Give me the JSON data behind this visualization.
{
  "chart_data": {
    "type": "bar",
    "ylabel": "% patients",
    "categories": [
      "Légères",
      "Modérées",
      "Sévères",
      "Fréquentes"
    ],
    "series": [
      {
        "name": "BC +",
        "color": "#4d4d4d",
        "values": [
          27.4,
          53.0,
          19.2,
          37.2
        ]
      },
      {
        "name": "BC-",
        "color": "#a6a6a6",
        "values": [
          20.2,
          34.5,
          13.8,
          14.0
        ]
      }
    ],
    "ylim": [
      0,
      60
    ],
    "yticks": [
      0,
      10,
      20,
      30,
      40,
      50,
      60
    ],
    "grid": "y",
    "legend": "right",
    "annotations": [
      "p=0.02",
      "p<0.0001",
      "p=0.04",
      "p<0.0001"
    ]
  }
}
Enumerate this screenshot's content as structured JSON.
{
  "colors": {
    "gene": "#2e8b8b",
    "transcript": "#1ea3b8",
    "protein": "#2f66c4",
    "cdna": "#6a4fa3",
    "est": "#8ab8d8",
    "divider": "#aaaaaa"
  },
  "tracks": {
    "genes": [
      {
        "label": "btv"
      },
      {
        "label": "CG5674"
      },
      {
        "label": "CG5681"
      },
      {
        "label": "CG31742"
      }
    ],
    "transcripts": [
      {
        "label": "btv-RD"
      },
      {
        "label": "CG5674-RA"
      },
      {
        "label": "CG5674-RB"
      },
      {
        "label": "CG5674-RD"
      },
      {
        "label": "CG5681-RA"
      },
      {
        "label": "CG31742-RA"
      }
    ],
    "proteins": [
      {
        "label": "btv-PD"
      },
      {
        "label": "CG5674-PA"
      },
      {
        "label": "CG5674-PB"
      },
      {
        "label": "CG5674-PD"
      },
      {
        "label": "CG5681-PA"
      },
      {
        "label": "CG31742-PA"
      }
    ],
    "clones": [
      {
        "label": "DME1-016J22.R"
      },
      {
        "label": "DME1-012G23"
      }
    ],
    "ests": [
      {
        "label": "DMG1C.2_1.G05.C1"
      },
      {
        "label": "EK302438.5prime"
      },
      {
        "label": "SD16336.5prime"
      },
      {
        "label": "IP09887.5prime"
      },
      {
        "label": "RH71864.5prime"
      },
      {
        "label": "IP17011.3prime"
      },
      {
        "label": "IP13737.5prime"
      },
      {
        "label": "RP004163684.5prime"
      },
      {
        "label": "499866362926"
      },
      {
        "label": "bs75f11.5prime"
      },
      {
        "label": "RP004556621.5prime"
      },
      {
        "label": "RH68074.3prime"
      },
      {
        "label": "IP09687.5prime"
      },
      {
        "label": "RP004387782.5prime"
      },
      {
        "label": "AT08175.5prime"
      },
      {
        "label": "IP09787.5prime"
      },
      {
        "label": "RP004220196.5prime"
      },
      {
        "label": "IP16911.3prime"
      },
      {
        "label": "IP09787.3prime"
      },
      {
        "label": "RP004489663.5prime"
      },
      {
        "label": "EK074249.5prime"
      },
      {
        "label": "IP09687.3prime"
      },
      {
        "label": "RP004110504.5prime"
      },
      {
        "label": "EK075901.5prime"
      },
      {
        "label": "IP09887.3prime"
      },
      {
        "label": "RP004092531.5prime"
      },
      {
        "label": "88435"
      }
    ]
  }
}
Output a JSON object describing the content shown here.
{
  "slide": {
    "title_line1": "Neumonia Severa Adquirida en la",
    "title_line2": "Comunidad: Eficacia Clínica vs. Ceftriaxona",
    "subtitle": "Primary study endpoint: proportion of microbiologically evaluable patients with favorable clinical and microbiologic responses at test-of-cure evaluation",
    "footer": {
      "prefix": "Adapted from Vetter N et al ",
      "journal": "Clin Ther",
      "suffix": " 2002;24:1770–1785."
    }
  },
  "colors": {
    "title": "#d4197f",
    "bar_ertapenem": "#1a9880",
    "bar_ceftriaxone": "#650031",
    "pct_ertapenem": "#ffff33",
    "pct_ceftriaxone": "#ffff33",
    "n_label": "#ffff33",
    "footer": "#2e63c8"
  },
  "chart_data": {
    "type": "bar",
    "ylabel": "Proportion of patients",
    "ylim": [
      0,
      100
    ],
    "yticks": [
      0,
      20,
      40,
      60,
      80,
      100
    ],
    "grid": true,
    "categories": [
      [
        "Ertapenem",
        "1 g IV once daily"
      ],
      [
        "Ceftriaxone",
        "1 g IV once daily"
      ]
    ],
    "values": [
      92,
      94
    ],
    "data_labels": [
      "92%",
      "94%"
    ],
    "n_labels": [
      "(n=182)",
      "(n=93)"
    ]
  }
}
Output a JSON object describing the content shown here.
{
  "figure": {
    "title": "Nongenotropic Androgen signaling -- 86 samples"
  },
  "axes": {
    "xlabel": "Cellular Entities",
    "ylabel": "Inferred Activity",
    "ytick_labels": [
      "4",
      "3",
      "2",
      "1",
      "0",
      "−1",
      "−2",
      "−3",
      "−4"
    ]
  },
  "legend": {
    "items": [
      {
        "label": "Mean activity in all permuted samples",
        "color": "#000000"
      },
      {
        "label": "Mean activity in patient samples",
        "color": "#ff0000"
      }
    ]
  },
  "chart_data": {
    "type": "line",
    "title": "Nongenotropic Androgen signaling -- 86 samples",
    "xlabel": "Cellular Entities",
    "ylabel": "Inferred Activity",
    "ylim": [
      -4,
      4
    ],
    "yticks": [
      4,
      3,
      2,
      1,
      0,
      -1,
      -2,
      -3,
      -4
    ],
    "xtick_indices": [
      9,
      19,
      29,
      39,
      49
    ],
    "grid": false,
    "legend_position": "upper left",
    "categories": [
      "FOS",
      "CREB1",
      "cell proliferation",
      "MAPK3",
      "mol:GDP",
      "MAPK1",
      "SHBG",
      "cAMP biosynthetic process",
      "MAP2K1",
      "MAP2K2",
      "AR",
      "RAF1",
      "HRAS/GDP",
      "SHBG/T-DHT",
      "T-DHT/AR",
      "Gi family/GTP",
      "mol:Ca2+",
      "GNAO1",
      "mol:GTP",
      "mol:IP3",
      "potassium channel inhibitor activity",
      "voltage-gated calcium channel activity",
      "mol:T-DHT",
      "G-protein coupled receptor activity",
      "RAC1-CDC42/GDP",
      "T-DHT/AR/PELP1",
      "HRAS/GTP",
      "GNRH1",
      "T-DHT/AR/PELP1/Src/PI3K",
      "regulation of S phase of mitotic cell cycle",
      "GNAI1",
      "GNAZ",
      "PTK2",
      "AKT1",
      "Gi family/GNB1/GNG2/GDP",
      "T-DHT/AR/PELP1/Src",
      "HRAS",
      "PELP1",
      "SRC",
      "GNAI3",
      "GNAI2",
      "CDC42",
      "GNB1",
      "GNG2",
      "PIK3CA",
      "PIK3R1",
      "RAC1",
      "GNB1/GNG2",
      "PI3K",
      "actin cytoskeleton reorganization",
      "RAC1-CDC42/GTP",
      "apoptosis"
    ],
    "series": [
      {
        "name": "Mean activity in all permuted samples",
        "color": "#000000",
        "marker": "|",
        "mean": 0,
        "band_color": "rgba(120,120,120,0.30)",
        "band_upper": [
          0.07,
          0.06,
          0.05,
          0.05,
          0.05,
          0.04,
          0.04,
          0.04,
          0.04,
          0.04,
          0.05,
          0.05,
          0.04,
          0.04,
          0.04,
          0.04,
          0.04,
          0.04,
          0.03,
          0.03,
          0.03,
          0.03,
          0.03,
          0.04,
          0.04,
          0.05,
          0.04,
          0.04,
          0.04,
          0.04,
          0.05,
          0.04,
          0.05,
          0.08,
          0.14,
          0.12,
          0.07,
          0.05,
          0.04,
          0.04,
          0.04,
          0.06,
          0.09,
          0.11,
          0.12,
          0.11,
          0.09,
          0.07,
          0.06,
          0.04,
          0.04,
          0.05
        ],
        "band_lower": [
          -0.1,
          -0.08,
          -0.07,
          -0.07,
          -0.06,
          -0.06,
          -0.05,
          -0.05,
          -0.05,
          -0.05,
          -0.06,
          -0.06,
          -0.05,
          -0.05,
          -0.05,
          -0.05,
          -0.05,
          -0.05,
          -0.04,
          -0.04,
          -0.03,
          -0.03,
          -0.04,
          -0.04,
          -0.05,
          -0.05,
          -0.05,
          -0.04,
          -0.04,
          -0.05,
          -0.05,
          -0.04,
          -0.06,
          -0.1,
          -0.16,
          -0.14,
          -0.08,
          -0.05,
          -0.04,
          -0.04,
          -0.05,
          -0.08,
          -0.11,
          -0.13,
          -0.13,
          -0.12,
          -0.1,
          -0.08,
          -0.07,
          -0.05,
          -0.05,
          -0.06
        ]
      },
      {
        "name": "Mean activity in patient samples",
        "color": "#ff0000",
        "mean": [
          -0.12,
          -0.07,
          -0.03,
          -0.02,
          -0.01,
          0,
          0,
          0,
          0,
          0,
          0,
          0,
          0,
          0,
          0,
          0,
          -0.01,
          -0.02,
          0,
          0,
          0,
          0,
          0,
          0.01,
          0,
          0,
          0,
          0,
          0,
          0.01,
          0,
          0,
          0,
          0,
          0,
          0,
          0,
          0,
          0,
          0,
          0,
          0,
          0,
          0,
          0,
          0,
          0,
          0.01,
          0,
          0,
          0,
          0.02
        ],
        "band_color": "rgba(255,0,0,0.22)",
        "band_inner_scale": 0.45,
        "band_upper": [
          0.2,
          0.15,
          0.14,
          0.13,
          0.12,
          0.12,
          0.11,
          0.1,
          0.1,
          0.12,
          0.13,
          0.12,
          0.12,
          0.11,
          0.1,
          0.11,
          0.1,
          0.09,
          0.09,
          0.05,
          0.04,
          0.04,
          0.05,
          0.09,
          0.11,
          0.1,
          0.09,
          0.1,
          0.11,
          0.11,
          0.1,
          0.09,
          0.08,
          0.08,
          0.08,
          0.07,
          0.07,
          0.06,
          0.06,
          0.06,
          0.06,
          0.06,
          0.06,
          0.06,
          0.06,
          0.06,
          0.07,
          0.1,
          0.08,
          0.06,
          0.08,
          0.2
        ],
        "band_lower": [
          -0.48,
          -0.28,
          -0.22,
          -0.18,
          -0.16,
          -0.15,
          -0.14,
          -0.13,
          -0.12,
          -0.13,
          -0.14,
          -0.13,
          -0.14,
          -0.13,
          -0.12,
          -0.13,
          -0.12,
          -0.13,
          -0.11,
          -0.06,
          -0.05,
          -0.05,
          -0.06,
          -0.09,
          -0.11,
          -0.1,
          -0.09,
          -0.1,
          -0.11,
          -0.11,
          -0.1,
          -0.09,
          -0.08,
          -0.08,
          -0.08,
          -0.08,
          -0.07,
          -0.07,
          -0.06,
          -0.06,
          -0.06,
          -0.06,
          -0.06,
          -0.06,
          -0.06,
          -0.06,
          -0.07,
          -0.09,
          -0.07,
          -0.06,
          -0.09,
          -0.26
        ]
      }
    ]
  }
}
######
WHAT YOU NEED TO DO: Where a line of the records includes "Nongenotropic", copy it.

EXPECTED OUTPUT:
    "title": "Nongenotropic Androgen signaling -- 86 samples"
    "title": "Nongenotropic Androgen signaling -- 86 samples",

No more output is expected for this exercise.